— Start Records supplied —
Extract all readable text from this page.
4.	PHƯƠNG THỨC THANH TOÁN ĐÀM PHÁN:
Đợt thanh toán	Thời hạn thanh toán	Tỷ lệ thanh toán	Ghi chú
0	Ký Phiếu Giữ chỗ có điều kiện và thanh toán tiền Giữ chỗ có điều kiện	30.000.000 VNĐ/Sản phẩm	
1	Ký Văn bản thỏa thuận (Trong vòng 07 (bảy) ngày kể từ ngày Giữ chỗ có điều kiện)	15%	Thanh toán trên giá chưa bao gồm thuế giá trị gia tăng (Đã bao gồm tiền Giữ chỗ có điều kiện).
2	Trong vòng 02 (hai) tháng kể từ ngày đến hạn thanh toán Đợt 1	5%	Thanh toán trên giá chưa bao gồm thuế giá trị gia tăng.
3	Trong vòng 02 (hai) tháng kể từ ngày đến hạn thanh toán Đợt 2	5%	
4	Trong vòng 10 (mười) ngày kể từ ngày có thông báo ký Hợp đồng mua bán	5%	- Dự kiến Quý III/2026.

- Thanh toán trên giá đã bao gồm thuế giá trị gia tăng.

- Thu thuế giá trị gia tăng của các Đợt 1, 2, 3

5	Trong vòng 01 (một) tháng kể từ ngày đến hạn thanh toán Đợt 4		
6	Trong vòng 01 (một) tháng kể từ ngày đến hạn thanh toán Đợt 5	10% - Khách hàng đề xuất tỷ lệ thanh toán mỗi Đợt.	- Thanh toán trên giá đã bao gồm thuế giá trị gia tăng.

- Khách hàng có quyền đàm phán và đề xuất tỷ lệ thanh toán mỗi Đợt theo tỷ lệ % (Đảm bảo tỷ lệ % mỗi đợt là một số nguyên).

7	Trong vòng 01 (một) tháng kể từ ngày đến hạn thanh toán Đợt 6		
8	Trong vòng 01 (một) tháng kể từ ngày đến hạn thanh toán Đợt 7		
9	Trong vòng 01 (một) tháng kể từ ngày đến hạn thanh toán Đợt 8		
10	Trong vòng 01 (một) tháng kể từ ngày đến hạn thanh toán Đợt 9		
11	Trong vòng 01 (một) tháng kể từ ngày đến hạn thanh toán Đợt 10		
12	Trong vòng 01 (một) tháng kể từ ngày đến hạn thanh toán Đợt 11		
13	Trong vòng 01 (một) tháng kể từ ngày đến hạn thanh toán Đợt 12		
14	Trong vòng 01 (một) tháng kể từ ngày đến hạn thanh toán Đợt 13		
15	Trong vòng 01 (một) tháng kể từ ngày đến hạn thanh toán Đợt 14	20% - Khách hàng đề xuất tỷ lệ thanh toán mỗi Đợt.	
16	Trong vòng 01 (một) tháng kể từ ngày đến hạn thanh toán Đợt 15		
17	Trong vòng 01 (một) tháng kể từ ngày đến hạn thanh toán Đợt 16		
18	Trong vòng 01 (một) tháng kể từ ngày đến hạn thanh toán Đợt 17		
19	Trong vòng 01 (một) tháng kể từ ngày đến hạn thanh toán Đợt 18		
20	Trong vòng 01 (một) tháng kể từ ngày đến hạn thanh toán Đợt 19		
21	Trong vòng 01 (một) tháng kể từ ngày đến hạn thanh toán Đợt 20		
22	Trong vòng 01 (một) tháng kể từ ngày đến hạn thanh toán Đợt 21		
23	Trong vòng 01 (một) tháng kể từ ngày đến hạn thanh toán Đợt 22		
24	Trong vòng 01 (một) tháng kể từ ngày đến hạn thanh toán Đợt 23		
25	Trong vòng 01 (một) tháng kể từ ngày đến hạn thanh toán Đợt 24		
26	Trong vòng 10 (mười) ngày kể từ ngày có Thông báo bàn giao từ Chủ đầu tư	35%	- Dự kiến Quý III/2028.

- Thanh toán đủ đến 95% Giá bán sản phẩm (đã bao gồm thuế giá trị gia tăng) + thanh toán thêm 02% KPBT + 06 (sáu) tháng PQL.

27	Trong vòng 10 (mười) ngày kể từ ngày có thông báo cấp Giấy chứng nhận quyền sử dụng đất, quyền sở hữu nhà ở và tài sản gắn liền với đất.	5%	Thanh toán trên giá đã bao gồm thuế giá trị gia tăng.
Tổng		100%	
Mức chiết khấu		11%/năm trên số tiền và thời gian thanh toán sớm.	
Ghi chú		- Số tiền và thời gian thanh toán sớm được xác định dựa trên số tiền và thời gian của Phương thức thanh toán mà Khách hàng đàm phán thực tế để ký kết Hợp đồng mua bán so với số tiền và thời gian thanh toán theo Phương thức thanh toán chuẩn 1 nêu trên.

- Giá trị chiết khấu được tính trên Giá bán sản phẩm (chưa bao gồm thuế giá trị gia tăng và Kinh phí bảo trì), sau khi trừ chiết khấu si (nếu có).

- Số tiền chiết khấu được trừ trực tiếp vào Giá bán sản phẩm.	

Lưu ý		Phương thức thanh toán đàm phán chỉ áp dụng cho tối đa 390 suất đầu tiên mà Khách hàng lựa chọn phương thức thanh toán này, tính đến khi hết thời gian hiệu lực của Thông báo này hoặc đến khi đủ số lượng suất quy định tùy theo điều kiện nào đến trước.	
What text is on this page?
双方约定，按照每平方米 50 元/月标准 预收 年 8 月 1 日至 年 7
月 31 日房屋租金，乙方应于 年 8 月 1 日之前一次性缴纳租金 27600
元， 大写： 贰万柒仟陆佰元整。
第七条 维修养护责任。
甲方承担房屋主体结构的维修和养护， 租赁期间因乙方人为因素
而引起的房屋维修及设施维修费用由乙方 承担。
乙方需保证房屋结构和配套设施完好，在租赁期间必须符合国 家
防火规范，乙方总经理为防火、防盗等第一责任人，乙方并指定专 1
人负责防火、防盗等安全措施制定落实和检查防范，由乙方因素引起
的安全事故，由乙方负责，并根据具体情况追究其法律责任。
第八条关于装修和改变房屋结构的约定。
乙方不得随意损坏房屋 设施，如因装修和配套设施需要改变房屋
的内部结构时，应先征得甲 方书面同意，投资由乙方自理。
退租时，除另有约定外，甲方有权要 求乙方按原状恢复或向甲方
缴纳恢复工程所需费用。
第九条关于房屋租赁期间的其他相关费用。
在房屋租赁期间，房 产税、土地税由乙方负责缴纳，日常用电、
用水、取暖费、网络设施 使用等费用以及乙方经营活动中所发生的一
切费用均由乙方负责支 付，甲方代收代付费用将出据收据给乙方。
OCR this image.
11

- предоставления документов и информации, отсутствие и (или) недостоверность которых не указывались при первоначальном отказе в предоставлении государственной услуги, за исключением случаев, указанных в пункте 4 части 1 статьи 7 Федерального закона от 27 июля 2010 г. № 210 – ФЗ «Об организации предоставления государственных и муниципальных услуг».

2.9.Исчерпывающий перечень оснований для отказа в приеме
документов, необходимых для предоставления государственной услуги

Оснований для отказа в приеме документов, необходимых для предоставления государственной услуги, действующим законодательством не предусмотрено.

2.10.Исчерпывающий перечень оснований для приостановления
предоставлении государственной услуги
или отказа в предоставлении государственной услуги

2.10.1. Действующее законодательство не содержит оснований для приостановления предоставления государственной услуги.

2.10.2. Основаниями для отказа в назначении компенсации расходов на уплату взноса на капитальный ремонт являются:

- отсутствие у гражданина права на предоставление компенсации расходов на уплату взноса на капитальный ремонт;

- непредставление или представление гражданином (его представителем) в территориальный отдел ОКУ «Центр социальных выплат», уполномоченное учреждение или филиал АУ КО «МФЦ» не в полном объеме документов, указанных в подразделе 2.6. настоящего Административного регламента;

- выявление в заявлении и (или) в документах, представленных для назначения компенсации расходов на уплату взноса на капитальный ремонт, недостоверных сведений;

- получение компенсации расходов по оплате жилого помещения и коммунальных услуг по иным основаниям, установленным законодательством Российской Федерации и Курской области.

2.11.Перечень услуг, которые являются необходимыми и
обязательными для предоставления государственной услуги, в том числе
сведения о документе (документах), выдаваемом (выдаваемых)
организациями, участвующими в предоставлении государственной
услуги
— End Records supplied —
Your task:
Pull every line containing the word "kiến" out of the material and copy it.

Answer for this exercise:
4	Trong vòng 10 (mười) ngày kể từ ngày có thông báo ký Hợp đồng mua bán	5%	- Dự kiến Quý III/2026.
26	Trong vòng 10 (mười) ngày kể từ ngày có Thông báo bàn giao từ Chủ đầu tư	35%	- Dự kiến Quý III/2028.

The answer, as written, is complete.